*Exercise objective:*
Gather all lines from the material that contain the word "można".
** Begin **
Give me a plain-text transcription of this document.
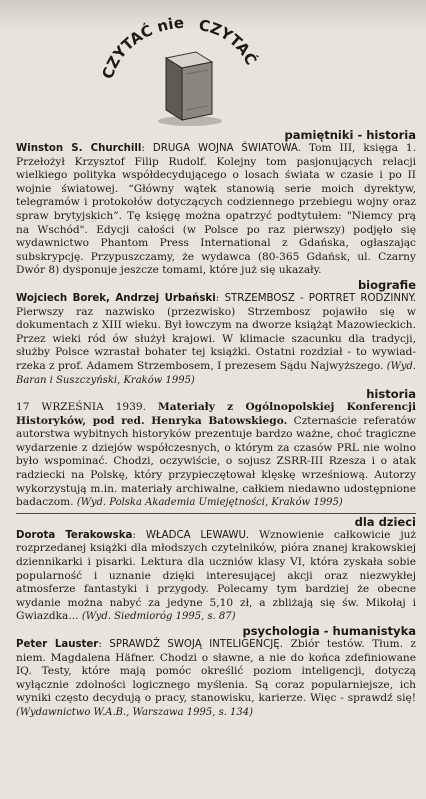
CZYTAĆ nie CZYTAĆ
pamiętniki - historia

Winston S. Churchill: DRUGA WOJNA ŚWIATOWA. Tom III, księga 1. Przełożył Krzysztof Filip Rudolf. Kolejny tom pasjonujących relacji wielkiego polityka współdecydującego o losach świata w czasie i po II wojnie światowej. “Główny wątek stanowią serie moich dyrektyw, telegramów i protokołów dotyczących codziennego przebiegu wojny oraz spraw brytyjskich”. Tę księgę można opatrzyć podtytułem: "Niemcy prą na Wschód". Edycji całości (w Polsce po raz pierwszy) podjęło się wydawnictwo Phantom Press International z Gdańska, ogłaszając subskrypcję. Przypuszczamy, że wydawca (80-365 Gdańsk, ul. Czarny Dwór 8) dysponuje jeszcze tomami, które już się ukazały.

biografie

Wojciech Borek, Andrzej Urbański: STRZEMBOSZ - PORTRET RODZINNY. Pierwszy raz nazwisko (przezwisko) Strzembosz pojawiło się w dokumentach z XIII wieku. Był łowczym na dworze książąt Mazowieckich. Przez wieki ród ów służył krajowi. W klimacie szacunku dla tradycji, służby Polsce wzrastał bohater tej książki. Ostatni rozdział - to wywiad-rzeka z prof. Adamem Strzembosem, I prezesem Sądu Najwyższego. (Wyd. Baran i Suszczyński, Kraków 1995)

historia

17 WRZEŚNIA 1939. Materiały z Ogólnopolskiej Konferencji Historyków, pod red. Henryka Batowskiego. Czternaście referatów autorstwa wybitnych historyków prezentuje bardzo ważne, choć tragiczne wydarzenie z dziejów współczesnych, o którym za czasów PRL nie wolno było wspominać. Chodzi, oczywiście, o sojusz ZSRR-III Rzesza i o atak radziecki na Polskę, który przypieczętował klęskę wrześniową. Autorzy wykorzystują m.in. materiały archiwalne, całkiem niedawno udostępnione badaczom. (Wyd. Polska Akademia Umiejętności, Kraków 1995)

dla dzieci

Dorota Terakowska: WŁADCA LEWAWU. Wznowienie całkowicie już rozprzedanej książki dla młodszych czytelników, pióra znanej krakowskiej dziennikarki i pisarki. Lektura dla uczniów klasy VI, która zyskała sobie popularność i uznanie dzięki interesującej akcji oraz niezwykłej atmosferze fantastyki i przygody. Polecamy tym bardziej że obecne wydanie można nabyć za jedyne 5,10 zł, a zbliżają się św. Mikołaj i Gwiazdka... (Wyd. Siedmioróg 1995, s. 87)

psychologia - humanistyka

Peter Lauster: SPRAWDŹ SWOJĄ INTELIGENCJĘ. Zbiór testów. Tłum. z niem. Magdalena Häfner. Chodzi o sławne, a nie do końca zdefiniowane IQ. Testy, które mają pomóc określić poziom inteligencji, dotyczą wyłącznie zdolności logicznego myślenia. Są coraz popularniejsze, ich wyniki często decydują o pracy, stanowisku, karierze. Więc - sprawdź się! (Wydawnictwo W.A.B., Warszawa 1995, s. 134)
** End **
** Begin **
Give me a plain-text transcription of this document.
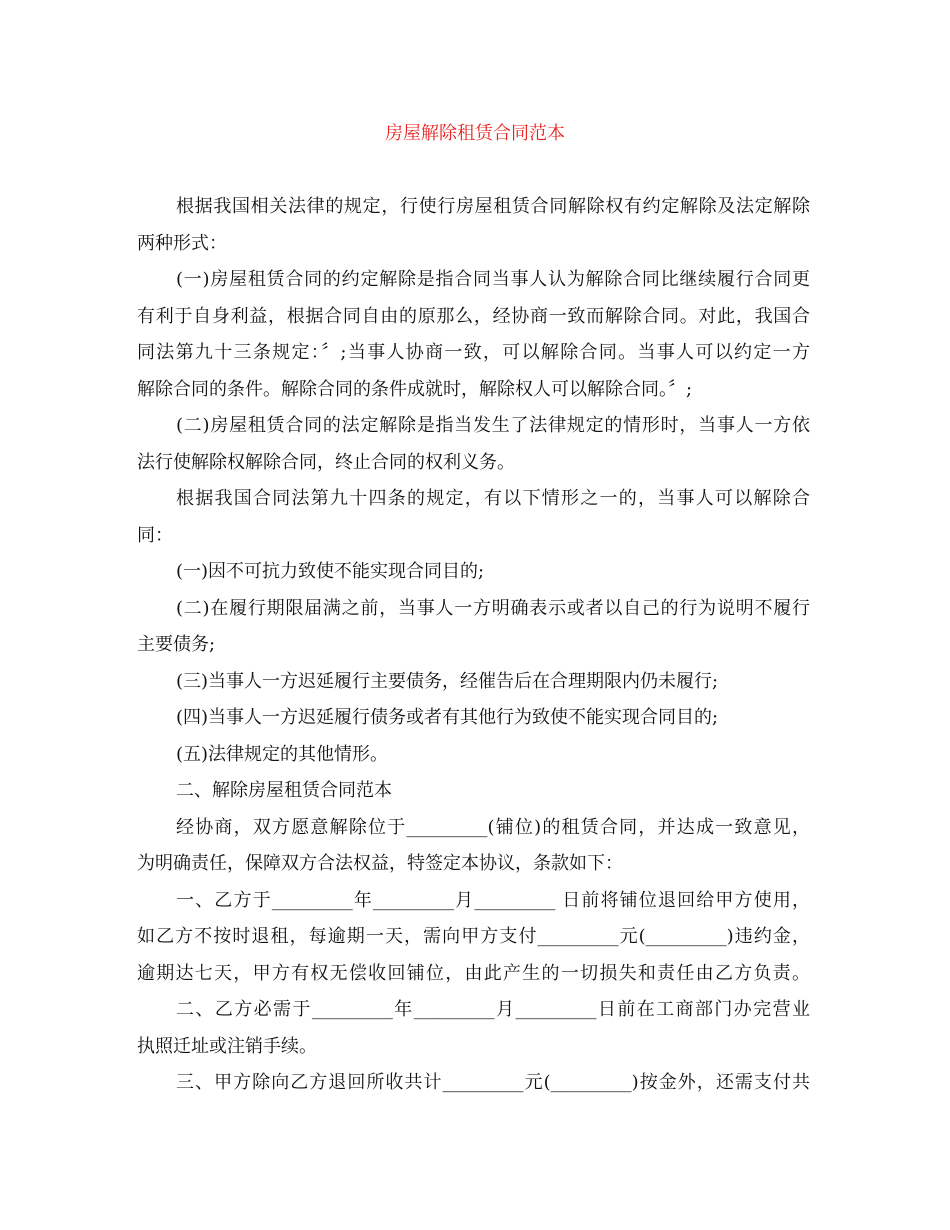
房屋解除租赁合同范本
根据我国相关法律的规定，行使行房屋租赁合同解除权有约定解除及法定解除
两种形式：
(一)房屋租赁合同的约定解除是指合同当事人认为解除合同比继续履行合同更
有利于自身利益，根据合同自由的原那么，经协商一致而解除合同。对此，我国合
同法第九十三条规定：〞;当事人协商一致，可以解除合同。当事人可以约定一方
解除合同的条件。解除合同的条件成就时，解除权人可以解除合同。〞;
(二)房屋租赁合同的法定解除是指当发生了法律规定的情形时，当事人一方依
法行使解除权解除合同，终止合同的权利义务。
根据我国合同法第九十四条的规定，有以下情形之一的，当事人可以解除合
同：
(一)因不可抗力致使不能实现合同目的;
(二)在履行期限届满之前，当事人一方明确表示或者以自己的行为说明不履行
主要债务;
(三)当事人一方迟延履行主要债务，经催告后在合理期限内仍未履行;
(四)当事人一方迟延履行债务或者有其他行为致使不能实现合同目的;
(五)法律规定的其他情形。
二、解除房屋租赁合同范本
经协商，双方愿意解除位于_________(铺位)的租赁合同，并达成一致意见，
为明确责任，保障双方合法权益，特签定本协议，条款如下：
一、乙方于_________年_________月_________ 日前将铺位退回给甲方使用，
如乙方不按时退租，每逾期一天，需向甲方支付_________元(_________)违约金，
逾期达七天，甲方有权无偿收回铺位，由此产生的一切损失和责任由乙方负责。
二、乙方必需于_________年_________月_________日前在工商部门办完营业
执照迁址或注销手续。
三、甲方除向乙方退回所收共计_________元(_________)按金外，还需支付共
** End **
*Problem solution:*
Winston S. Churchill: DRUGA WOJNA ŚWIATOWA. Tom III, księga 1. Przełożył Krzysztof Filip Rudolf. Kolejny tom pasjonujących relacji wielkiego polityka współdecydującego o losach świata w czasie i po II wojnie światowej. “Główny wątek stanowią serie moich dyrektyw, telegramów i protokołów dotyczących codziennego przebiegu wojny oraz spraw brytyjskich”. Tę księgę można opatrzyć podtytułem: "Niemcy prą na Wschód". Edycji całości (w Polsce po raz pierwszy) podjęło się wydawnictwo Phantom Press International z Gdańska, ogłaszając subskrypcję. Przypuszczamy, że wydawca (80-365 Gdańsk, ul. Czarny Dwór 8) dysponuje jeszcze tomami, które już się ukazały.
Dorota Terakowska: WŁADCA LEWAWU. Wznowienie całkowicie już rozprzedanej książki dla młodszych czytelników, pióra znanej krakowskiej dziennikarki i pisarki. Lektura dla uczniów klasy VI, która zyskała sobie popularność i uznanie dzięki interesującej akcji oraz niezwykłej atmosferze fantastyki i przygody. Polecamy tym bardziej że obecne wydanie można nabyć za jedyne 5,10 zł, a zbliżają się św. Mikołaj i Gwiazdka... (Wyd. Siedmioróg 1995, s. 87)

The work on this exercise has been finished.